* begin *

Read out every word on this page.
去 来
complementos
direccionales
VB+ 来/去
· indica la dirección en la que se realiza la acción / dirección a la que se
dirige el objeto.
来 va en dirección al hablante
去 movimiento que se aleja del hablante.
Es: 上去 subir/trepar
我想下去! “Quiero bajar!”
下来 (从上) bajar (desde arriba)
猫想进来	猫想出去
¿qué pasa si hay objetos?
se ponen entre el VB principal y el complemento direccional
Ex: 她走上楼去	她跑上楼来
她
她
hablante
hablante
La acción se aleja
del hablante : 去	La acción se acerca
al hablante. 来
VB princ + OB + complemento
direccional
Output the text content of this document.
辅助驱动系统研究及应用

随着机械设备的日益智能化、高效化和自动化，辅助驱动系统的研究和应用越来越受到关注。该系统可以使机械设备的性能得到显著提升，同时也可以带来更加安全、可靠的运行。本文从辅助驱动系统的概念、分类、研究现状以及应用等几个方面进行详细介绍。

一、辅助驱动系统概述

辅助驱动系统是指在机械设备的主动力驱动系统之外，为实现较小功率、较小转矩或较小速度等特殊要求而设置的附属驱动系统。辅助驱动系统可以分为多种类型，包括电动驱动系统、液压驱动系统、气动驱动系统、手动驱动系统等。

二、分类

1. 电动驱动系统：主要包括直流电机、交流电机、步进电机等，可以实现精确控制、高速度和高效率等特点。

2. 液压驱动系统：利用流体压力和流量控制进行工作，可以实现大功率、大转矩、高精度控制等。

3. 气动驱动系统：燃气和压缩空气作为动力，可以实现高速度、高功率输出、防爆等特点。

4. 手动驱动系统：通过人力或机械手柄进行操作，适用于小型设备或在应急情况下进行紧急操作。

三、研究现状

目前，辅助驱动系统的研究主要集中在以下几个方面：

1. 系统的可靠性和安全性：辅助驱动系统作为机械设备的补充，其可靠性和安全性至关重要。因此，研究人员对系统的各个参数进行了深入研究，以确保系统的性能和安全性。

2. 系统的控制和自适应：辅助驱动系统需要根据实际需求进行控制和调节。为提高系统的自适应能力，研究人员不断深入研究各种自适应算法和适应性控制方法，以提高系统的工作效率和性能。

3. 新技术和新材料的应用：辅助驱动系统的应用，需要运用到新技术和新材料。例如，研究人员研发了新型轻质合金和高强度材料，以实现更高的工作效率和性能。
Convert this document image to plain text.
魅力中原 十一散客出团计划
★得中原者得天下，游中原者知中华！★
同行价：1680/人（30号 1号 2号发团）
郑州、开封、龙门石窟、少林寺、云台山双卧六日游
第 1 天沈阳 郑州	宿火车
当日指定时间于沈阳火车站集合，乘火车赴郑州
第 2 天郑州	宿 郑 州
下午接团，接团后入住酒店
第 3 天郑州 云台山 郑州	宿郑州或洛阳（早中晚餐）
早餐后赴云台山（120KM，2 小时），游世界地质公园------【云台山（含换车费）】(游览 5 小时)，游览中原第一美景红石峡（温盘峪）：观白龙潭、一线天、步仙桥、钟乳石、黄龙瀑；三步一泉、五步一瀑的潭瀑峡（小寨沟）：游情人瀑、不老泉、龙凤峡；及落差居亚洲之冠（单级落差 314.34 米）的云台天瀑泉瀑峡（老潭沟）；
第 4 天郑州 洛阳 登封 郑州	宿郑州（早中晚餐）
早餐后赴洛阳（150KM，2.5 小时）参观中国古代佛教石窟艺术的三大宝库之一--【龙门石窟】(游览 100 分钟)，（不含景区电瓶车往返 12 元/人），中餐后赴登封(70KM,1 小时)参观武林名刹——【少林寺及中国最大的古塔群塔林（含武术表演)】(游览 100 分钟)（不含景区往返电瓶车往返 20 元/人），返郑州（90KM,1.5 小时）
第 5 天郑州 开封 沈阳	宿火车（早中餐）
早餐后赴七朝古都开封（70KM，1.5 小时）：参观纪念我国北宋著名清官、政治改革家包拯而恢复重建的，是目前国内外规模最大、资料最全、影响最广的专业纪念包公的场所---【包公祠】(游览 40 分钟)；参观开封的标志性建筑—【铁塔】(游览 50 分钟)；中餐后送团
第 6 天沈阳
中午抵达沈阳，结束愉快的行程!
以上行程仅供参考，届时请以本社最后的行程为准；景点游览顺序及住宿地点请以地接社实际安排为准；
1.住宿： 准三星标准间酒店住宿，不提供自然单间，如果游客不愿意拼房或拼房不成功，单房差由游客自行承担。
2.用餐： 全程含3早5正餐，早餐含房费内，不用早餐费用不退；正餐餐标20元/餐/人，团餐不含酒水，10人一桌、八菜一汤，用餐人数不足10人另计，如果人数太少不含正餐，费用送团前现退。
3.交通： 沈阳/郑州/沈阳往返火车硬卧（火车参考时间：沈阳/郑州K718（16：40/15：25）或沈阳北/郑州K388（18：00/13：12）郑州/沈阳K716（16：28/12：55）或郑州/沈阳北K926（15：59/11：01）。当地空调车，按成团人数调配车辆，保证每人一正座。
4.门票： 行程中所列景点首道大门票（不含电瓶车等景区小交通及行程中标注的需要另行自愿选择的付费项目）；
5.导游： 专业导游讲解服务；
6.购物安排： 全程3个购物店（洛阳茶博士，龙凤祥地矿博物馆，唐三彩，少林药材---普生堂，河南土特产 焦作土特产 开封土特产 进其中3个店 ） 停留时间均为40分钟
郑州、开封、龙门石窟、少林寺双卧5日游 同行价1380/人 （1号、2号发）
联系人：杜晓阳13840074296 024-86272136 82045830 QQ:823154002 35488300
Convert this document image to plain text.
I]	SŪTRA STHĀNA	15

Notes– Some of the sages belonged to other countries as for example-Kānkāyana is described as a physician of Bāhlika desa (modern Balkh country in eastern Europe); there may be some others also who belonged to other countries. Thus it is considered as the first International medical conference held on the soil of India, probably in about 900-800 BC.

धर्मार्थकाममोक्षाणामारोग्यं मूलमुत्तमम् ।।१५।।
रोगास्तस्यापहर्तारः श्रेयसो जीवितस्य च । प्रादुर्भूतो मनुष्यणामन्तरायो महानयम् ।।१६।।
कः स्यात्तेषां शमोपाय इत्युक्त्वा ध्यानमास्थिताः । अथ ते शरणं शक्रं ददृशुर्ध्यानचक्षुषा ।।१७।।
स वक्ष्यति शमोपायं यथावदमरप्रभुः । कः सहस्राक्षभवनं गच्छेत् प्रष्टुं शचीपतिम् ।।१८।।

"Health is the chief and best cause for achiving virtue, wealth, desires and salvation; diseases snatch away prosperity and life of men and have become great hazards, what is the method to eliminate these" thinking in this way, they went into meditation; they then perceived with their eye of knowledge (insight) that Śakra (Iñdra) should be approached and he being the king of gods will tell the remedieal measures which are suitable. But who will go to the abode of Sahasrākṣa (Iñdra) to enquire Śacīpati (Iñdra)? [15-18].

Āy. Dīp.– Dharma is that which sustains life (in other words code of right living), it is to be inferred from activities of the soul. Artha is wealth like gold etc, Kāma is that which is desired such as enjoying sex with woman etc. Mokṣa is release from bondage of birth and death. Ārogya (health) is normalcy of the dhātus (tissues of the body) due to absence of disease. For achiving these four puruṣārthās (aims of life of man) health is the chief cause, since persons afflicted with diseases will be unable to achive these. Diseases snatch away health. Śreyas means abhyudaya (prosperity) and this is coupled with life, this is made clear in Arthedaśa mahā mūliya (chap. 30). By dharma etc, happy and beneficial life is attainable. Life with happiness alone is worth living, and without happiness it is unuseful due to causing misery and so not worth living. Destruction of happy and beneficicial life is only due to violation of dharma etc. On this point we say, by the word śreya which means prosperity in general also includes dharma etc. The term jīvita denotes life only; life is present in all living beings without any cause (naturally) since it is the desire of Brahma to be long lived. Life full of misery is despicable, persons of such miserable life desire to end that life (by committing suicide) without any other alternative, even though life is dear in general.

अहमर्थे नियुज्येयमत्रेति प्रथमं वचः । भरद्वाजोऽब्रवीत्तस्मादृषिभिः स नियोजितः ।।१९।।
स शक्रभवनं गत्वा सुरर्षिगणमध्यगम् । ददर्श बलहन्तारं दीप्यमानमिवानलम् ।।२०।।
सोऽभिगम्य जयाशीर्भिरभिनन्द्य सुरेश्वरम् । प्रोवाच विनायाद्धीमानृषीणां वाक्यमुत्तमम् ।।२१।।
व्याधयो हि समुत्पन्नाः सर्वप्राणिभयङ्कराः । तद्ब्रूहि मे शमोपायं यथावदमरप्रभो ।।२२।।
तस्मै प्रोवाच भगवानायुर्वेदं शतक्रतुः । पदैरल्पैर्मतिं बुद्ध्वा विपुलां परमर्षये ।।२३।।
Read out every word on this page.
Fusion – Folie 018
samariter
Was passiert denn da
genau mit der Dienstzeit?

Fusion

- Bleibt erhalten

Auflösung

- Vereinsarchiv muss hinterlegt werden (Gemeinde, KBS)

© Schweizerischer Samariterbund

* end *

## Exercise
Copy all lines of the listing above that contain the string "液压驱动系统".

## Solution for this exercise
辅助驱动系统是指在机械设备的主动力驱动系统之外，为实现较小功率、较小转矩或较小速度等特殊要求而设置的附属驱动系统。辅助驱动系统可以分为多种类型，包括电动驱动系统、液压驱动系统、气动驱动系统、手动驱动系统等。
2. 液压驱动系统：利用流体压力和流量控制进行工作，可以实现大功率、大转矩、高精度控制等。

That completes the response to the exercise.